Stored data entries
........
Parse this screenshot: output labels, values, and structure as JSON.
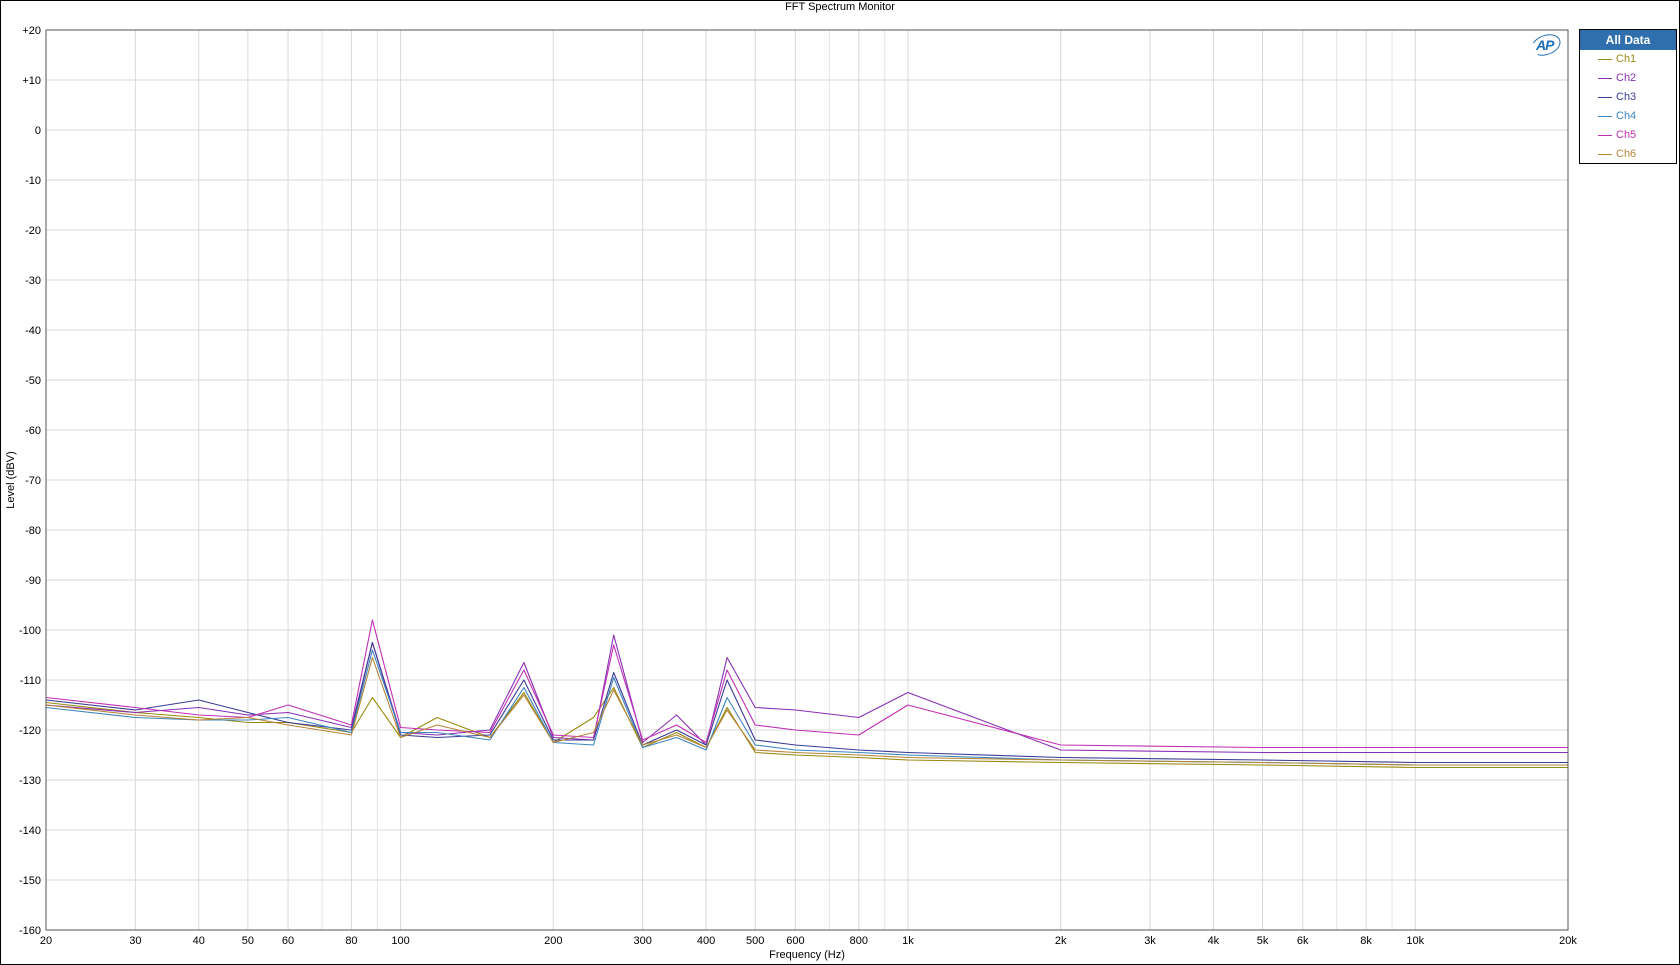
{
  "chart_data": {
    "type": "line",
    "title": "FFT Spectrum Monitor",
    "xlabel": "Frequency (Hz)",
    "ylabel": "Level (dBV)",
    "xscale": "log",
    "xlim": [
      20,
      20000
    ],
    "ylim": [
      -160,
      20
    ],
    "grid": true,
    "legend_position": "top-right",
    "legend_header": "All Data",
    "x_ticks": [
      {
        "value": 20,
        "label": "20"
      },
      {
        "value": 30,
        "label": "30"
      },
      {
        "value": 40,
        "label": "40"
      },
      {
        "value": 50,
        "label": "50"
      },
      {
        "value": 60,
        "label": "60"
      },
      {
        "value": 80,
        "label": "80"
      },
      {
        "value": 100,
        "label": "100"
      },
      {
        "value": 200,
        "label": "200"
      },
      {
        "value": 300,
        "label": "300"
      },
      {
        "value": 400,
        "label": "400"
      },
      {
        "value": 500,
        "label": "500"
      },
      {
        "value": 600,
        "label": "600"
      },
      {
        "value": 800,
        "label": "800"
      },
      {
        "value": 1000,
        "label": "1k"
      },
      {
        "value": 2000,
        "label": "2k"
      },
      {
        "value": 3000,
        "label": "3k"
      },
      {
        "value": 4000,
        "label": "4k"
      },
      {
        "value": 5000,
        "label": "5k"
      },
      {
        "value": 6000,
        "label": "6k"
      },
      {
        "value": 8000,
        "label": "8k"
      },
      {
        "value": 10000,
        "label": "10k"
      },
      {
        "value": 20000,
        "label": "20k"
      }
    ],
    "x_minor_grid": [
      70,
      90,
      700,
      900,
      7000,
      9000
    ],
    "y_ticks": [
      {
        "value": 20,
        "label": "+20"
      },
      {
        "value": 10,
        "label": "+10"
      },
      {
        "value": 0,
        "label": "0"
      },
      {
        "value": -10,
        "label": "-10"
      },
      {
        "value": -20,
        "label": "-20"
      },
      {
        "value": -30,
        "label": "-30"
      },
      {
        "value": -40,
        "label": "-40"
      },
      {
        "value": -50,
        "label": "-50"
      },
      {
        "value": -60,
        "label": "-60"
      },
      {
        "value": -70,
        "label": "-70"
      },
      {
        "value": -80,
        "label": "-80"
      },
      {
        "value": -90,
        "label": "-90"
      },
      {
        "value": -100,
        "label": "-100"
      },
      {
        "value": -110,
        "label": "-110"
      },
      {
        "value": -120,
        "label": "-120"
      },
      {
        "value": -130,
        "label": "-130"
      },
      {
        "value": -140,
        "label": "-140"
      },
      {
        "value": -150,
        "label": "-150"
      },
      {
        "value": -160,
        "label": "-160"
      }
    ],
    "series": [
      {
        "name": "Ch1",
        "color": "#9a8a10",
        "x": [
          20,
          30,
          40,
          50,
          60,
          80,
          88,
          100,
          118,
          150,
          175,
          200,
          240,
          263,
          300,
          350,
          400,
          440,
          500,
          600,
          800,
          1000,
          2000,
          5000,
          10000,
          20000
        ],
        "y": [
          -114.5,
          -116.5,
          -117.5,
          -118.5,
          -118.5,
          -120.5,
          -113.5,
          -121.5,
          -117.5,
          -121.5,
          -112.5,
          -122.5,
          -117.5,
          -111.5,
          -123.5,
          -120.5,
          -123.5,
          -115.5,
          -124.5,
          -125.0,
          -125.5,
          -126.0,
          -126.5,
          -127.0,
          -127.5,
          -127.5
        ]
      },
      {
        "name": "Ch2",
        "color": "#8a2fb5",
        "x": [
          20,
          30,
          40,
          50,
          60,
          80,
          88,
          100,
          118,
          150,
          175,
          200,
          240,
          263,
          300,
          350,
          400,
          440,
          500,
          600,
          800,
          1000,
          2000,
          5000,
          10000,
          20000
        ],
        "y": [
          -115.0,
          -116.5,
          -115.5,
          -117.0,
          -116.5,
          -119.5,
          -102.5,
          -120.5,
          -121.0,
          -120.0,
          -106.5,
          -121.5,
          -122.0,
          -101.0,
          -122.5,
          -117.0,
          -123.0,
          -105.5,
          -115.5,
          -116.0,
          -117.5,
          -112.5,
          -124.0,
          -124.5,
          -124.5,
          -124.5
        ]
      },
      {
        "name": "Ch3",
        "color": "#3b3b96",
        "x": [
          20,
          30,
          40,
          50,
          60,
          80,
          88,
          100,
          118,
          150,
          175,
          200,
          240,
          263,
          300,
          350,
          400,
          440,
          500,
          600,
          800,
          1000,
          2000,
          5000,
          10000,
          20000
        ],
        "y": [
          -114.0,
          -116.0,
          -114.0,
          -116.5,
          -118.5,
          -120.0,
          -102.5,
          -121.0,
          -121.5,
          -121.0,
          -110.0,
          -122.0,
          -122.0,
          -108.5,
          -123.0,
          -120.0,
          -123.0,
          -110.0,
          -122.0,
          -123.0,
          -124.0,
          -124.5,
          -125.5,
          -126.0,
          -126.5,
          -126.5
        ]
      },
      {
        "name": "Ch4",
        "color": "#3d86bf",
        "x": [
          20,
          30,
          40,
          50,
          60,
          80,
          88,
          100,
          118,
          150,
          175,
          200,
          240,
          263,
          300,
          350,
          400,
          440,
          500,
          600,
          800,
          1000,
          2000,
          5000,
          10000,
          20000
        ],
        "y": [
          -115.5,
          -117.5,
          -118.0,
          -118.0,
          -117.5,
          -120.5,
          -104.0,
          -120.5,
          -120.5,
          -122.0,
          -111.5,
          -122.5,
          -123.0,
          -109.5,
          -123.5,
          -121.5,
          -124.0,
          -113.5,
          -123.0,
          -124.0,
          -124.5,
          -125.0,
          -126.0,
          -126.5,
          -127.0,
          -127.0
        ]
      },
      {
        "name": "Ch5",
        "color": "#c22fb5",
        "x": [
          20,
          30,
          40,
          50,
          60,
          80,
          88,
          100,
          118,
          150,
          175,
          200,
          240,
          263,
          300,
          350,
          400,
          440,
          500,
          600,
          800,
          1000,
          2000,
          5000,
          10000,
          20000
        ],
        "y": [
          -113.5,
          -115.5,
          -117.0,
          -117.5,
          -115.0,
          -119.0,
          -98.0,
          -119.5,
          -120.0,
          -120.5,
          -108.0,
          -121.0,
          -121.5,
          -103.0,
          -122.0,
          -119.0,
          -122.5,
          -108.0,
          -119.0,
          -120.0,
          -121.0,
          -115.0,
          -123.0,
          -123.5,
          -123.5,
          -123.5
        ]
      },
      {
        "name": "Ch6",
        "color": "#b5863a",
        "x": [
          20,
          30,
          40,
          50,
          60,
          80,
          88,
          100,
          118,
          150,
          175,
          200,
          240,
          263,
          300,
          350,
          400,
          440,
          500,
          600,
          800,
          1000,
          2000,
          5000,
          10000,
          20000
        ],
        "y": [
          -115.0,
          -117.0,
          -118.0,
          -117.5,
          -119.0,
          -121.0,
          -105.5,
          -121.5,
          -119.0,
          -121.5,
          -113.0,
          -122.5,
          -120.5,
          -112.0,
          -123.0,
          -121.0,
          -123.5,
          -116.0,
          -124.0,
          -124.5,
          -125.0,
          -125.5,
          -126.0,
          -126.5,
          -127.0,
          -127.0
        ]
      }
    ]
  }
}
........
• _Work to be completed_
Using the records above, pull out each line where the word "name" occurs.

• _Solution to the problem_
        "name": "Ch1",
        "name": "Ch2",
        "name": "Ch3",
        "name": "Ch4",
        "name": "Ch5",
        "name": "Ch6",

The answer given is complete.